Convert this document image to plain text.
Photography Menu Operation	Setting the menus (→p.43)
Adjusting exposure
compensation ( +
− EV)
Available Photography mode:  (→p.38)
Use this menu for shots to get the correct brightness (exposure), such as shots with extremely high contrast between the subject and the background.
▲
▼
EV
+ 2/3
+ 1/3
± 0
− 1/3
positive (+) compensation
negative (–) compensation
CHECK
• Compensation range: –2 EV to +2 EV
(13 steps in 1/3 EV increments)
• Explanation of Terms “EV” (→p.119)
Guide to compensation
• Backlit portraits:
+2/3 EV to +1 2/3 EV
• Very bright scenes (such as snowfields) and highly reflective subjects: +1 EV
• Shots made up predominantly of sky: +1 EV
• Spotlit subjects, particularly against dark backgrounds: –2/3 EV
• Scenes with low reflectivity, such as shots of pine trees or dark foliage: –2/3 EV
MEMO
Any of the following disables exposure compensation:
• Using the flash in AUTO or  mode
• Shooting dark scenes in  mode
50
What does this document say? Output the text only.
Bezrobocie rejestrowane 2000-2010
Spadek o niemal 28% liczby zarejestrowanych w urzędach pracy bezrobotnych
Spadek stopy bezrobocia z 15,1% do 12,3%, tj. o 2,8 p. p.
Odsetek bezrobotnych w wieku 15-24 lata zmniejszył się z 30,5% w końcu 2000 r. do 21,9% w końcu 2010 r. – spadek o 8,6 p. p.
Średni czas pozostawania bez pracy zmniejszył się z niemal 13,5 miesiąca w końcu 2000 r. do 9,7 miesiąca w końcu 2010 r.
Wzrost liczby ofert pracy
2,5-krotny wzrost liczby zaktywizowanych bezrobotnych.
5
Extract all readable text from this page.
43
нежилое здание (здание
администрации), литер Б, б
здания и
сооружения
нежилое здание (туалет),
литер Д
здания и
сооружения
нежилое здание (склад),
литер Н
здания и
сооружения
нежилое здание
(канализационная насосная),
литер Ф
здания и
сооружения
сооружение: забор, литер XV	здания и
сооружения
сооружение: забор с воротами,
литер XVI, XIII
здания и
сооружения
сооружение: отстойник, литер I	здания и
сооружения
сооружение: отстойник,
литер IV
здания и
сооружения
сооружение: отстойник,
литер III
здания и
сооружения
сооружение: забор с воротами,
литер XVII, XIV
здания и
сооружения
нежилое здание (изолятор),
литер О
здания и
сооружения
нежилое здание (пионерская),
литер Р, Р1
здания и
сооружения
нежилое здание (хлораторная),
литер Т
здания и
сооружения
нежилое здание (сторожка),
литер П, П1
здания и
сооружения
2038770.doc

----------

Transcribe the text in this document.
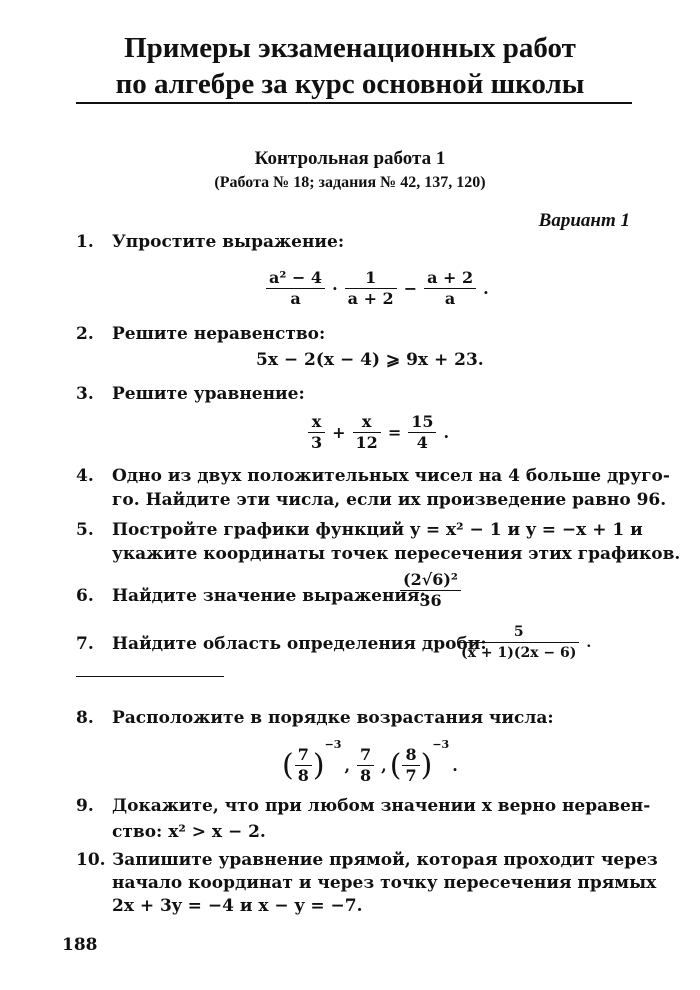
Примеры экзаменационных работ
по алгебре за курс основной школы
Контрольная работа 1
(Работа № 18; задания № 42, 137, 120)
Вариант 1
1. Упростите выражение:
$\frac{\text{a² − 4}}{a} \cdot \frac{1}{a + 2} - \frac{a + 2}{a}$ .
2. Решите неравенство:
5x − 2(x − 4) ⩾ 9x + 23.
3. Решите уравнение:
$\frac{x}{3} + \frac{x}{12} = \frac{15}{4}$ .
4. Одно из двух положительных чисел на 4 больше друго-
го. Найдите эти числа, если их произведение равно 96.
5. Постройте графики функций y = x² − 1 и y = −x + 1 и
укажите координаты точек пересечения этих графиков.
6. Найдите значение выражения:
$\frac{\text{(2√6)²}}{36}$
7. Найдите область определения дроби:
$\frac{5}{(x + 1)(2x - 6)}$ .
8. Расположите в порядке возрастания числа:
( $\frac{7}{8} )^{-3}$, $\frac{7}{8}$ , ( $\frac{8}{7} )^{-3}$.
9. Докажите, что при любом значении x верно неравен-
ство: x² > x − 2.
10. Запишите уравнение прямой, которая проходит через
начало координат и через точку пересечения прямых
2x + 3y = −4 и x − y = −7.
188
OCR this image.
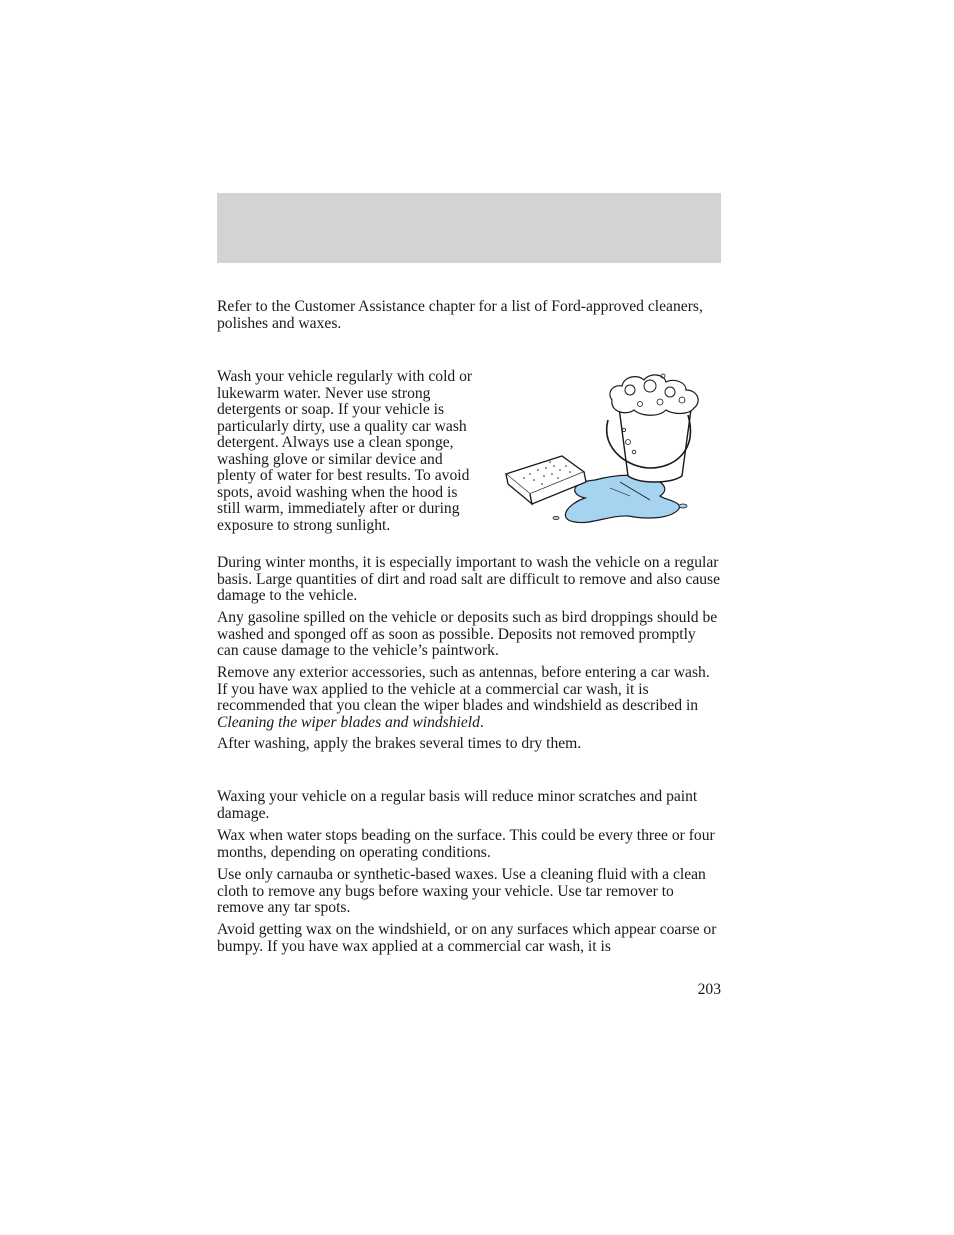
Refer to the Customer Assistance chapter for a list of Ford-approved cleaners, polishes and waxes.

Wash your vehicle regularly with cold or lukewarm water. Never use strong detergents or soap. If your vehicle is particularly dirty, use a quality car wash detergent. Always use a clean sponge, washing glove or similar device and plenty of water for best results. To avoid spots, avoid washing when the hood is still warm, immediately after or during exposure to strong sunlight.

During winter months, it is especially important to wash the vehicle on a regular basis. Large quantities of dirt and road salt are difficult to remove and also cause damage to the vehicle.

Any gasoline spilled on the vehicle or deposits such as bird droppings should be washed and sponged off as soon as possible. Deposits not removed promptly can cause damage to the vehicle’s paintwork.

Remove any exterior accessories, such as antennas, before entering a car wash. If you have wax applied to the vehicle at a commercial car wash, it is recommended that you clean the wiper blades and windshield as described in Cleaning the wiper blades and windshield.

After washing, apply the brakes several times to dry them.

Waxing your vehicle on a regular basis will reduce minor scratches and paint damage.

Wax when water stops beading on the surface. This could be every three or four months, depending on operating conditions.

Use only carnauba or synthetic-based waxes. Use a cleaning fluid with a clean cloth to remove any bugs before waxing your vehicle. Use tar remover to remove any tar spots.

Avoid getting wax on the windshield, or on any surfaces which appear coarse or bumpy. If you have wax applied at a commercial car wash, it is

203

----------

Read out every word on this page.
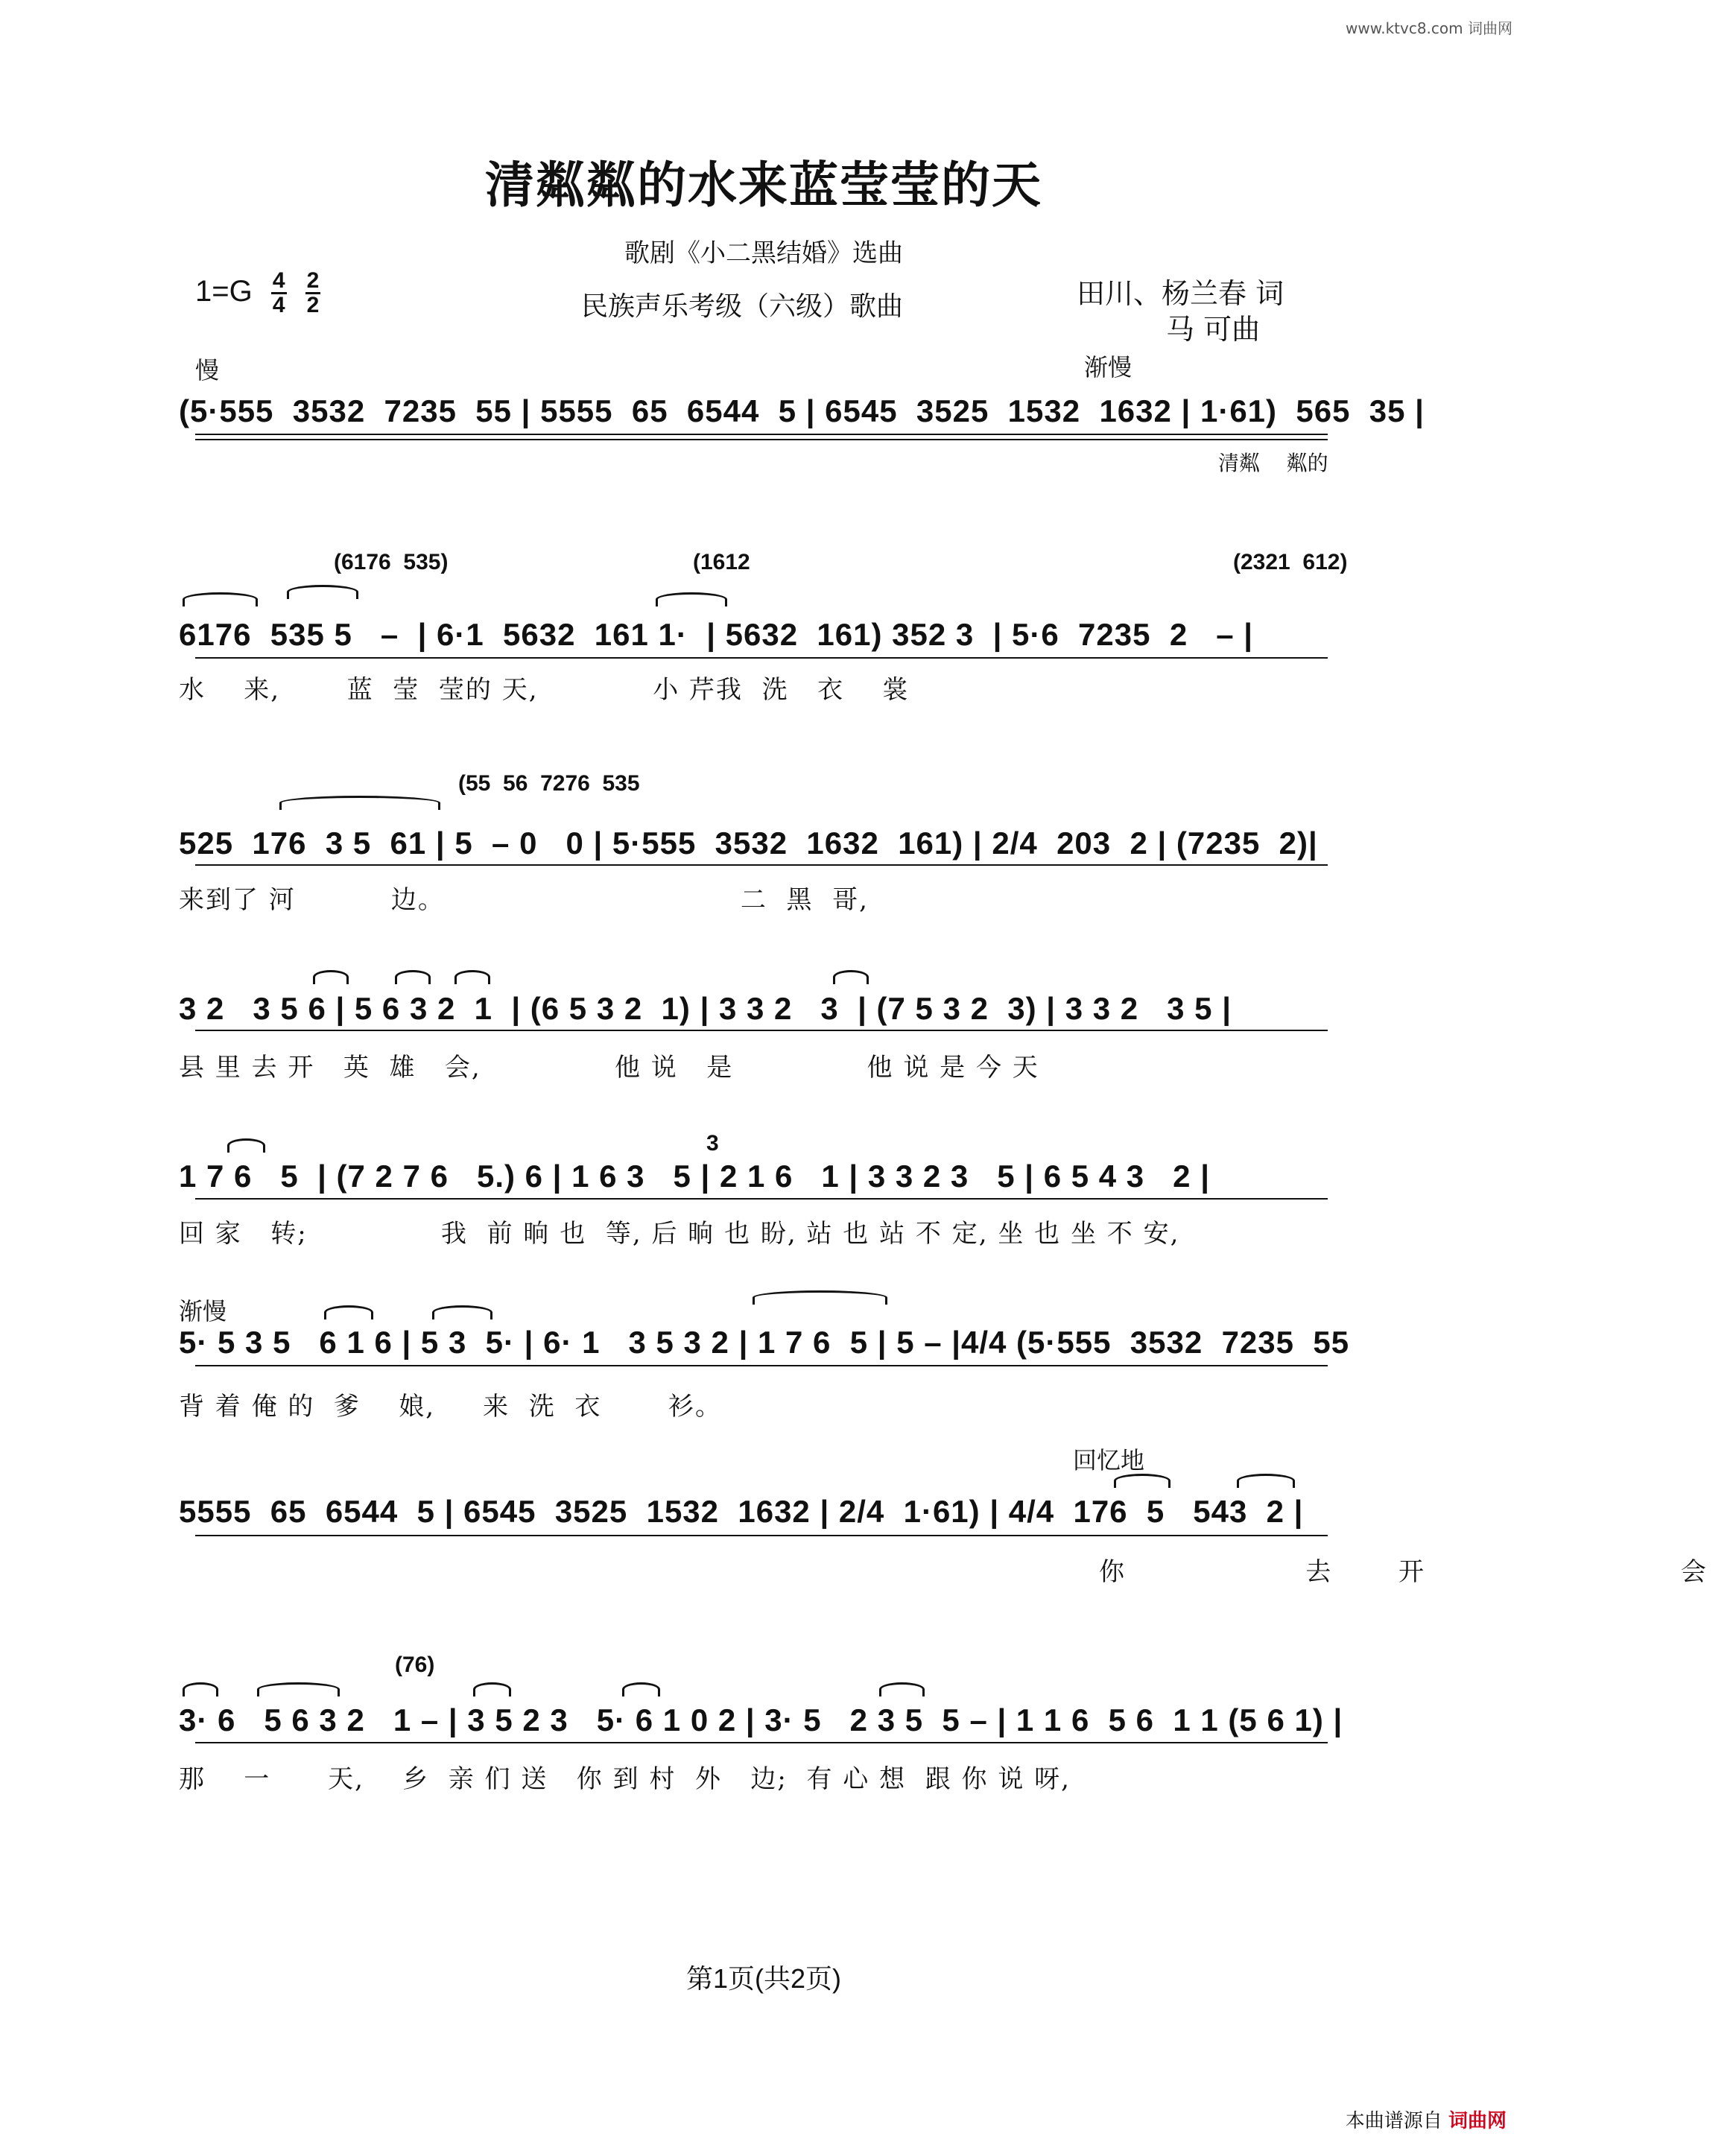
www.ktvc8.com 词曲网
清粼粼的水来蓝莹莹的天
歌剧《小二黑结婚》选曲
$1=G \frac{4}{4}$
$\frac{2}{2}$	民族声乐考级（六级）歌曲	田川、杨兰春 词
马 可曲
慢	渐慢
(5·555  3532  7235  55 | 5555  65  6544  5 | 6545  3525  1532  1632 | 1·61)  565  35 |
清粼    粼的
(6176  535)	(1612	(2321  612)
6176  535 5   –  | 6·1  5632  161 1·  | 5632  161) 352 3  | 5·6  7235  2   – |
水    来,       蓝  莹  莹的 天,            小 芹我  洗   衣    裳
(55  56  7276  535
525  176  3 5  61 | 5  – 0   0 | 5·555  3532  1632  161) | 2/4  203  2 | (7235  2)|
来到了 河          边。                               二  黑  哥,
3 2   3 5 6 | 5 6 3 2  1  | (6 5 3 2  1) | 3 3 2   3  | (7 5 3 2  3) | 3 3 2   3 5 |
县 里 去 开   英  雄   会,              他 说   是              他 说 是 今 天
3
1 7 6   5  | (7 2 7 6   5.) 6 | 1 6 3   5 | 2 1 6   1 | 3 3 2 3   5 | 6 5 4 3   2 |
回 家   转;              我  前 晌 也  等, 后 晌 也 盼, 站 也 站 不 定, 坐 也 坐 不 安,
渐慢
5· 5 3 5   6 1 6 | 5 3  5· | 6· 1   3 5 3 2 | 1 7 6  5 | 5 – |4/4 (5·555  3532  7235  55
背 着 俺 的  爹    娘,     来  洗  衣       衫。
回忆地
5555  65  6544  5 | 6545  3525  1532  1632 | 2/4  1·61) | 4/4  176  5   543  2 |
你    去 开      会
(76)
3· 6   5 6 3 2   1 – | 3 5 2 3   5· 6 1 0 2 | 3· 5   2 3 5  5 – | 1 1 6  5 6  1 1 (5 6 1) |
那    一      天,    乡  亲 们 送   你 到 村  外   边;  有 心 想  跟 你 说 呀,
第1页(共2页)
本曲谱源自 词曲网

----------

**OBJECTIVE:** Look through the entries above. Extract each line with the word "image".

**SOLVED EXERCISE:**
Convert this document image to plain text.
OCR this image.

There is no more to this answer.